[Dataset records]
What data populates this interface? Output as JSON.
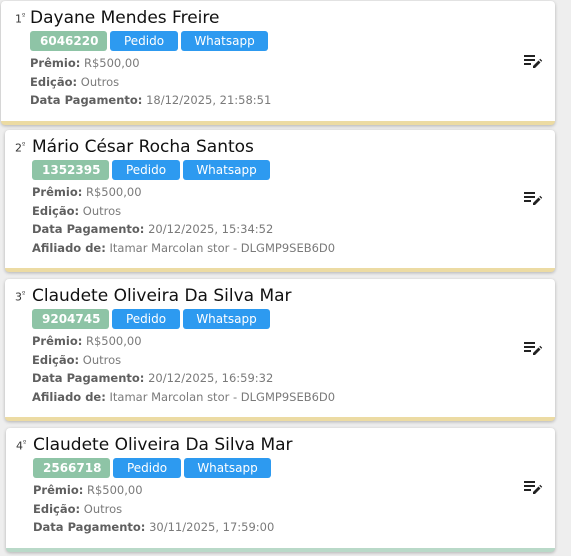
{
  "labels": {
    "premio": "Prêmio:",
    "edicao": "Edição:",
    "data_pagamento": "Data Pagamento:",
    "afiliado": "Afiliado de:",
    "pedido_button": "Pedido",
    "whatsapp_button": "Whatsapp"
  },
  "winners": [
    {
      "rank": "1",
      "rank_suffix": "º",
      "name": "Dayane Mendes Freire",
      "code": "6046220",
      "premio": "R$500,00",
      "edicao": "Outros",
      "data_pagamento": "18/12/2025, 21:58:51"
    },
    {
      "rank": "2",
      "rank_suffix": "º",
      "name": "Mário César Rocha Santos",
      "code": "1352395",
      "premio": "R$500,00",
      "edicao": "Outros",
      "data_pagamento": "20/12/2025, 15:34:52",
      "afiliado": "Itamar Marcolan stor - DLGMP9SEB6D0"
    },
    {
      "rank": "3",
      "rank_suffix": "º",
      "name": "Claudete Oliveira Da Silva Mar",
      "code": "9204745",
      "premio": "R$500,00",
      "edicao": "Outros",
      "data_pagamento": "20/12/2025, 16:59:32",
      "afiliado": "Itamar Marcolan stor - DLGMP9SEB6D0"
    },
    {
      "rank": "4",
      "rank_suffix": "º",
      "name": "Claudete Oliveira Da Silva Mar",
      "code": "2566718",
      "premio": "R$500,00",
      "edicao": "Outros",
      "data_pagamento": "30/11/2025, 17:59:00"
    }
  ],
  "colors": {
    "code_chip": "#8ec4a6",
    "action_chip": "#2d9af0",
    "card_border_paid": "#ecdba3",
    "card_border_last": "#b9d9c8"
  },
  "icons": {
    "edit": "playlist-edit-icon"
  }
}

SET EXERCISE:
Transcribe all of the records above character for character. Exclude the pictures.

RESULT OF THE EXERCISE:
What data populates this interface? Output as JSON.
{
  "labels": {
    "premio": "Prêmio:",
    "edicao": "Edição:",
    "data_pagamento": "Data Pagamento:",
    "afiliado": "Afiliado de:",
    "pedido_button": "Pedido",
    "whatsapp_button": "Whatsapp"
  },
  "winners": [
    {
      "rank": "1",
      "rank_suffix": "º",
      "name": "Dayane Mendes Freire",
      "code": "6046220",
      "premio": "R$500,00",
      "edicao": "Outros",
      "data_pagamento": "18/12/2025, 21:58:51"
    },
    {
      "rank": "2",
      "rank_suffix": "º",
      "name": "Mário César Rocha Santos",
      "code": "1352395",
      "premio": "R$500,00",
      "edicao": "Outros",
      "data_pagamento": "20/12/2025, 15:34:52",
      "afiliado": "Itamar Marcolan stor - DLGMP9SEB6D0"
    },
    {
      "rank": "3",
      "rank_suffix": "º",
      "name": "Claudete Oliveira Da Silva Mar",
      "code": "9204745",
      "premio": "R$500,00",
      "edicao": "Outros",
      "data_pagamento": "20/12/2025, 16:59:32",
      "afiliado": "Itamar Marcolan stor - DLGMP9SEB6D0"
    },
    {
      "rank": "4",
      "rank_suffix": "º",
      "name": "Claudete Oliveira Da Silva Mar",
      "code": "2566718",
      "premio": "R$500,00",
      "edicao": "Outros",
      "data_pagamento": "30/11/2025, 17:59:00"
    }
  ],
  "colors": {
    "code_chip": "#8ec4a6",
    "action_chip": "#2d9af0",
    "card_border_paid": "#ecdba3",
    "card_border_last": "#b9d9c8"
  },
  "icons": {
    "edit": "playlist-edit-icon"
  }
}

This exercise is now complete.